[SOURCE PASSAGE]:
━━━━

On 24th February 2010 District Judge Thomas made a representation order as asked and gave directions for the trial of the consolidated claims. He ordered that Mr and Mrs Watkins should represent all of the defendants in the consolidated claims but also provided for Mr and Mrs Milner and the other defendants to take the two points referred to above. There was no appeal against this order but a number of the appellant defendants have criticised it on the basis that it prevented them from raising defences of their own beyond those referred to in the order. But it seems to me that the District Judge did accurately identify any pleaded defences which were not contained within the defence served on behalf of Mr and Mrs Watkins and the advantages of having those points argued by counsel were obvious. In any event, it is now far too late to seek to challenge case management directions made in advance of the trial.

━━━━

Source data
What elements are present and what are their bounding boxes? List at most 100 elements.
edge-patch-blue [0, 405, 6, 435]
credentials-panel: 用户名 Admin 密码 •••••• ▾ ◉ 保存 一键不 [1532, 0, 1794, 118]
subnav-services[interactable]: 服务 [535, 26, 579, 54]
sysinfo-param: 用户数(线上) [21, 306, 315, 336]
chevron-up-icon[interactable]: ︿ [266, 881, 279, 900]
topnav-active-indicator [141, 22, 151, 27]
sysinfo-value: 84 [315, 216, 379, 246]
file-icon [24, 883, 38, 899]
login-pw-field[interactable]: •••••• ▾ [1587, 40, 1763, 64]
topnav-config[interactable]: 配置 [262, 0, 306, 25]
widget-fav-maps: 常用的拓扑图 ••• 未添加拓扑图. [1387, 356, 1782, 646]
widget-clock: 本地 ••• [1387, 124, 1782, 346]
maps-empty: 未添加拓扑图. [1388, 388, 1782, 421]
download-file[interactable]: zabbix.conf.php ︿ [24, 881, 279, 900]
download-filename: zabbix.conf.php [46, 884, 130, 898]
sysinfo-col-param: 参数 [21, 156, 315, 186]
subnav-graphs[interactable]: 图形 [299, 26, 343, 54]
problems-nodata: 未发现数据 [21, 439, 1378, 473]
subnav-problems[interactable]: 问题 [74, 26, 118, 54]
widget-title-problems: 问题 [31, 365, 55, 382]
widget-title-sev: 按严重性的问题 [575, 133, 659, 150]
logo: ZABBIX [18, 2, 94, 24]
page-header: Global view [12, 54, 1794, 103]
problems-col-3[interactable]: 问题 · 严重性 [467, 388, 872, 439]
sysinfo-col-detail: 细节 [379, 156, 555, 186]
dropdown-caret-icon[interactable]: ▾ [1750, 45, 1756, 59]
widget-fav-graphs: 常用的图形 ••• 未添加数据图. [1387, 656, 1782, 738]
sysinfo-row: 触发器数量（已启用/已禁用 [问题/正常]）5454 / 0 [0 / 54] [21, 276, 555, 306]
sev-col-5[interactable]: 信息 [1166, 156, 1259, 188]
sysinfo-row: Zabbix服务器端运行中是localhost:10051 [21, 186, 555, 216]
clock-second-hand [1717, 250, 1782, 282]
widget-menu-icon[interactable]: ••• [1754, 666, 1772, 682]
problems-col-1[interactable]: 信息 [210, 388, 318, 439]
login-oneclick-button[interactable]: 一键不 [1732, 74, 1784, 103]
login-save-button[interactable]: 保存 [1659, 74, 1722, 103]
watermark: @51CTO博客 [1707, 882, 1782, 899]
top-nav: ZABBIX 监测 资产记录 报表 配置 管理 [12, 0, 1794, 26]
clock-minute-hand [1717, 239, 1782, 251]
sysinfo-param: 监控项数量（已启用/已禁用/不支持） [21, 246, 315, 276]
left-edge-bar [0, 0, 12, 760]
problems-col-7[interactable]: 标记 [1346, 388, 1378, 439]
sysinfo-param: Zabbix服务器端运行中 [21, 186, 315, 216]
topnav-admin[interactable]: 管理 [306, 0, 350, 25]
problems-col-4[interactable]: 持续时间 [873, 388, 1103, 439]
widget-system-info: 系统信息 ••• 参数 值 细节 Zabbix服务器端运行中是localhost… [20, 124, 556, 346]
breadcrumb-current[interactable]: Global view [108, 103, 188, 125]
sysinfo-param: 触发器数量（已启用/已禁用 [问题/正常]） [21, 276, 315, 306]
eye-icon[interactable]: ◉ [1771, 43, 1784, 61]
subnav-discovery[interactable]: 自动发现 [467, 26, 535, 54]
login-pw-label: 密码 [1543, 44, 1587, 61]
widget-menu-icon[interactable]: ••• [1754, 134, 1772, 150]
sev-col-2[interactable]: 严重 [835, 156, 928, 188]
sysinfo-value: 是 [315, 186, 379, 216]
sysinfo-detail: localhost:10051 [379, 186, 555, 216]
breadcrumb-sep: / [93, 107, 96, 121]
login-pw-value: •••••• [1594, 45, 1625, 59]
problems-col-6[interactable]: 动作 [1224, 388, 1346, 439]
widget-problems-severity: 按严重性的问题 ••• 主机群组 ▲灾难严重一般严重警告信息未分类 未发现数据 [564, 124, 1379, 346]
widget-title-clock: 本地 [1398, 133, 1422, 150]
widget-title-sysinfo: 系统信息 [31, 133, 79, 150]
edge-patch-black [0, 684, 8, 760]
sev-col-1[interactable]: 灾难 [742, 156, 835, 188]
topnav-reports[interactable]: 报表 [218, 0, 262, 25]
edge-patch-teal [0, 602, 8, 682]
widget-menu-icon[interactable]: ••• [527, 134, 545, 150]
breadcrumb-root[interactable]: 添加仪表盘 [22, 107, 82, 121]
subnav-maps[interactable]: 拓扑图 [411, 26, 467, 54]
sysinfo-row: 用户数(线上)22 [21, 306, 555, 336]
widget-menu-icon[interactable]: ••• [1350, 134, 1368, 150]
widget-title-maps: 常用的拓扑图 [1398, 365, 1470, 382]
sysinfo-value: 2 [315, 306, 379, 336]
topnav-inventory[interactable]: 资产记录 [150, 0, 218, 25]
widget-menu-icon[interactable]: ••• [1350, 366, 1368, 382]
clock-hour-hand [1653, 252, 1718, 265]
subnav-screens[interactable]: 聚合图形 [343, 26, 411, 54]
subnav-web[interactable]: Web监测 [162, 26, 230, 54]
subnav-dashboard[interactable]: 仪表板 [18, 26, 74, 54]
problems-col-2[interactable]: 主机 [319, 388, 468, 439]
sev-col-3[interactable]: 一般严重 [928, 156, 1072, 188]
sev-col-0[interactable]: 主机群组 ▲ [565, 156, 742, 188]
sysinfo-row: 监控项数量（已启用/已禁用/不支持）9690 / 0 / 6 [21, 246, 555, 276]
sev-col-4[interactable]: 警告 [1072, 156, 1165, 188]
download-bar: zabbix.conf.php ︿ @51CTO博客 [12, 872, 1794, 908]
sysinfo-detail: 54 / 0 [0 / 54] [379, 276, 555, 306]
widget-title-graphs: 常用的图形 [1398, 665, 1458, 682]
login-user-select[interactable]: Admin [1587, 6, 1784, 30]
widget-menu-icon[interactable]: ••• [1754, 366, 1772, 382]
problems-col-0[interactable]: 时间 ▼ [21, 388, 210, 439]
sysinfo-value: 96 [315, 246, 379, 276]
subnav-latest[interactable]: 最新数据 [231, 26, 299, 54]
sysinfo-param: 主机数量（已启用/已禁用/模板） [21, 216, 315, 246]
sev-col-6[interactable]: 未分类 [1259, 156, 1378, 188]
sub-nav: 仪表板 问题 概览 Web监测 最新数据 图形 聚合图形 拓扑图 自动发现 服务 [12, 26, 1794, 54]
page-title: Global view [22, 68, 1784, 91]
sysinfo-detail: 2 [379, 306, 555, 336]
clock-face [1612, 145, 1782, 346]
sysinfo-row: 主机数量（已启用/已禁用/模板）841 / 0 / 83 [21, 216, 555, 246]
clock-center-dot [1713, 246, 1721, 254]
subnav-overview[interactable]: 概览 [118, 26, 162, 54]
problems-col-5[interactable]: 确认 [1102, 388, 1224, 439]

━━━━

[SET OF TASKS]:
1) Please list every person named in the judgment excerpt.
2) According to the judgment excerpt, on what date did District Judge Thomas make the representation order?
None of the lines are needed.

[EXERCISE ANSWERS]:
1)
District Judge Thomas
Mr Watkins
Mrs Watkins
Mr Milner
Mrs Milner

2) 24th February 2010